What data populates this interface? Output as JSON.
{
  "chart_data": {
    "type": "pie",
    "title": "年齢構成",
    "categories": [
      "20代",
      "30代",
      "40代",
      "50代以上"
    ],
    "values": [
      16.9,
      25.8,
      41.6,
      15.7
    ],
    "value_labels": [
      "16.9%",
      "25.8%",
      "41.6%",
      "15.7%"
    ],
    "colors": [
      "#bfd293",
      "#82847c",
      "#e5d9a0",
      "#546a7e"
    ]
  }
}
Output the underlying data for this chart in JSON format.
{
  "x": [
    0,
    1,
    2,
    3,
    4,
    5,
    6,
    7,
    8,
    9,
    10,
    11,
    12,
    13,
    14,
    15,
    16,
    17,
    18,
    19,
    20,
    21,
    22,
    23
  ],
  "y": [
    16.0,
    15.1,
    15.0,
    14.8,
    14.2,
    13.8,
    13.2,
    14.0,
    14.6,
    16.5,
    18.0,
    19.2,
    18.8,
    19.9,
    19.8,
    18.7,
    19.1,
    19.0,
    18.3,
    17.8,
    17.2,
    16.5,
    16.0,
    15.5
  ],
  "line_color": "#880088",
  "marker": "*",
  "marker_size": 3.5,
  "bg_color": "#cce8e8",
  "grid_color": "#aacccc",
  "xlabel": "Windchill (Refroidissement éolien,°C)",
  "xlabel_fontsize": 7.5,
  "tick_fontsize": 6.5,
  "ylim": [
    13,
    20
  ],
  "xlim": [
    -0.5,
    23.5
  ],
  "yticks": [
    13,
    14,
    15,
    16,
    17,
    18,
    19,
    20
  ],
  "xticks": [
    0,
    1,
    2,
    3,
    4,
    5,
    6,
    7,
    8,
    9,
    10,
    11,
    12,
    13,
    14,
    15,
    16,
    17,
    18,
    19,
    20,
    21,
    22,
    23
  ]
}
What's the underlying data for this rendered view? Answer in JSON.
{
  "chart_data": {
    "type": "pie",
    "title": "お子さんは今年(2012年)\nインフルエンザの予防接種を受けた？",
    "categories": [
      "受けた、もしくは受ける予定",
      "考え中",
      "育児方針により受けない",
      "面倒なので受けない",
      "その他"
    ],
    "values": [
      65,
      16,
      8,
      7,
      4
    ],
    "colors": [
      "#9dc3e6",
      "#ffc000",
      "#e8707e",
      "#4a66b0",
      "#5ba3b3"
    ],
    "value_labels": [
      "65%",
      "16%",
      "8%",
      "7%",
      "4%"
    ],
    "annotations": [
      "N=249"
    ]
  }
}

____

Pull out every line holding "Output" from the records above, and copy it.

■ Final result:
What data populates this interface? Output as JSON.
Output the underlying data for this chart in JSON format.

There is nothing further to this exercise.